■ **Goal of the exercise**:
Output every entry exactly, from the first line to the last.

■ **Extracted records**:
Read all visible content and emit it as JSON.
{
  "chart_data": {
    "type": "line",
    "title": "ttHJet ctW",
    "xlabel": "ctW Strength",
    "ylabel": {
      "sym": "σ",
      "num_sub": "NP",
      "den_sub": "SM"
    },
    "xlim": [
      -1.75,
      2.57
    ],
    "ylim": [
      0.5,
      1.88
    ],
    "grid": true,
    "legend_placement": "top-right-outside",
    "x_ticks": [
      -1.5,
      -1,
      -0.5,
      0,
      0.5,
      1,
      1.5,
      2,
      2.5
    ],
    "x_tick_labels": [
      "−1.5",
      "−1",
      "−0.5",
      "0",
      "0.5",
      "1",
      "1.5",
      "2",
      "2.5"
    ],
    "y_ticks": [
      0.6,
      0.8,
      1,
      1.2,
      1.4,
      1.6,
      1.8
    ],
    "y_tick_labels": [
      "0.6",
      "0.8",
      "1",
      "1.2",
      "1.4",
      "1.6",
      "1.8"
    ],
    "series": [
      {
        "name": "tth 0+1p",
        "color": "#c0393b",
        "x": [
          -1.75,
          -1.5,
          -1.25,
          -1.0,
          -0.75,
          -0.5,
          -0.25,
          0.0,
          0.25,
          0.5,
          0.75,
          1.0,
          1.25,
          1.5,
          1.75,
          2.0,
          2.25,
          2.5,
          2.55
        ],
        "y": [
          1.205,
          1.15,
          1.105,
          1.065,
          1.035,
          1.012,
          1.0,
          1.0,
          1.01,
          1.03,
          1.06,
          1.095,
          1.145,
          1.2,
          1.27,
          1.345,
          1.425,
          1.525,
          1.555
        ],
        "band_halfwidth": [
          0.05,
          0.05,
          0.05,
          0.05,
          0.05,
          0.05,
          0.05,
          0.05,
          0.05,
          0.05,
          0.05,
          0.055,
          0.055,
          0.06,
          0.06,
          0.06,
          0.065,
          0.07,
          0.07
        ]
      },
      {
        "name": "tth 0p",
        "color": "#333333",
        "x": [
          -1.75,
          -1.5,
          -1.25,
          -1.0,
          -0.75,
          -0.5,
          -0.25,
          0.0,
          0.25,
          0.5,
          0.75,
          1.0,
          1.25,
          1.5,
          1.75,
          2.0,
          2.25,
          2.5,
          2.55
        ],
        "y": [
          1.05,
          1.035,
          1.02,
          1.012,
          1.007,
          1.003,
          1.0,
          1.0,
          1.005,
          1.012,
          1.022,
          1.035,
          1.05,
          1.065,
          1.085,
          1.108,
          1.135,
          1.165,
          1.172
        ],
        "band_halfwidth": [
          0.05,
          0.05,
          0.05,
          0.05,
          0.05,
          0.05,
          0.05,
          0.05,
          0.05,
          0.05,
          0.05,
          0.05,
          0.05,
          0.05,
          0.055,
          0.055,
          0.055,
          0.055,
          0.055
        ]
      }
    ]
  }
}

■ **Task response**:
Read all visible content and emit it as JSON.
{
  "chart_data": {
    "type": "line",
    "title": "ttHJet ctW",
    "xlabel": "ctW Strength",
    "ylabel": {
      "sym": "σ",
      "num_sub": "NP",
      "den_sub": "SM"
    },
    "xlim": [
      -1.75,
      2.57
    ],
    "ylim": [
      0.5,
      1.88
    ],
    "grid": true,
    "legend_placement": "top-right-outside",
    "x_ticks": [
      -1.5,
      -1,
      -0.5,
      0,
      0.5,
      1,
      1.5,
      2,
      2.5
    ],
    "x_tick_labels": [
      "−1.5",
      "−1",
      "−0.5",
      "0",
      "0.5",
      "1",
      "1.5",
      "2",
      "2.5"
    ],
    "y_ticks": [
      0.6,
      0.8,
      1,
      1.2,
      1.4,
      1.6,
      1.8
    ],
    "y_tick_labels": [
      "0.6",
      "0.8",
      "1",
      "1.2",
      "1.4",
      "1.6",
      "1.8"
    ],
    "series": [
      {
        "name": "tth 0+1p",
        "color": "#c0393b",
        "x": [
          -1.75,
          -1.5,
          -1.25,
          -1.0,
          -0.75,
          -0.5,
          -0.25,
          0.0,
          0.25,
          0.5,
          0.75,
          1.0,
          1.25,
          1.5,
          1.75,
          2.0,
          2.25,
          2.5,
          2.55
        ],
        "y": [
          1.205,
          1.15,
          1.105,
          1.065,
          1.035,
          1.012,
          1.0,
          1.0,
          1.01,
          1.03,
          1.06,
          1.095,
          1.145,
          1.2,
          1.27,
          1.345,
          1.425,
          1.525,
          1.555
        ],
        "band_halfwidth": [
          0.05,
          0.05,
          0.05,
          0.05,
          0.05,
          0.05,
          0.05,
          0.05,
          0.05,
          0.05,
          0.05,
          0.055,
          0.055,
          0.06,
          0.06,
          0.06,
          0.065,
          0.07,
          0.07
        ]
      },
      {
        "name": "tth 0p",
        "color": "#333333",
        "x": [
          -1.75,
          -1.5,
          -1.25,
          -1.0,
          -0.75,
          -0.5,
          -0.25,
          0.0,
          0.25,
          0.5,
          0.75,
          1.0,
          1.25,
          1.5,
          1.75,
          2.0,
          2.25,
          2.5,
          2.55
        ],
        "y": [
          1.05,
          1.035,
          1.02,
          1.012,
          1.007,
          1.003,
          1.0,
          1.0,
          1.005,
          1.012,
          1.022,
          1.035,
          1.05,
          1.065,
          1.085,
          1.108,
          1.135,
          1.165,
          1.172
        ],
        "band_halfwidth": [
          0.05,
          0.05,
          0.05,
          0.05,
          0.05,
          0.05,
          0.05,
          0.05,
          0.05,
          0.05,
          0.05,
          0.05,
          0.05,
          0.05,
          0.055,
          0.055,
          0.055,
          0.055,
          0.055
        ]
      }
    ]
  }
}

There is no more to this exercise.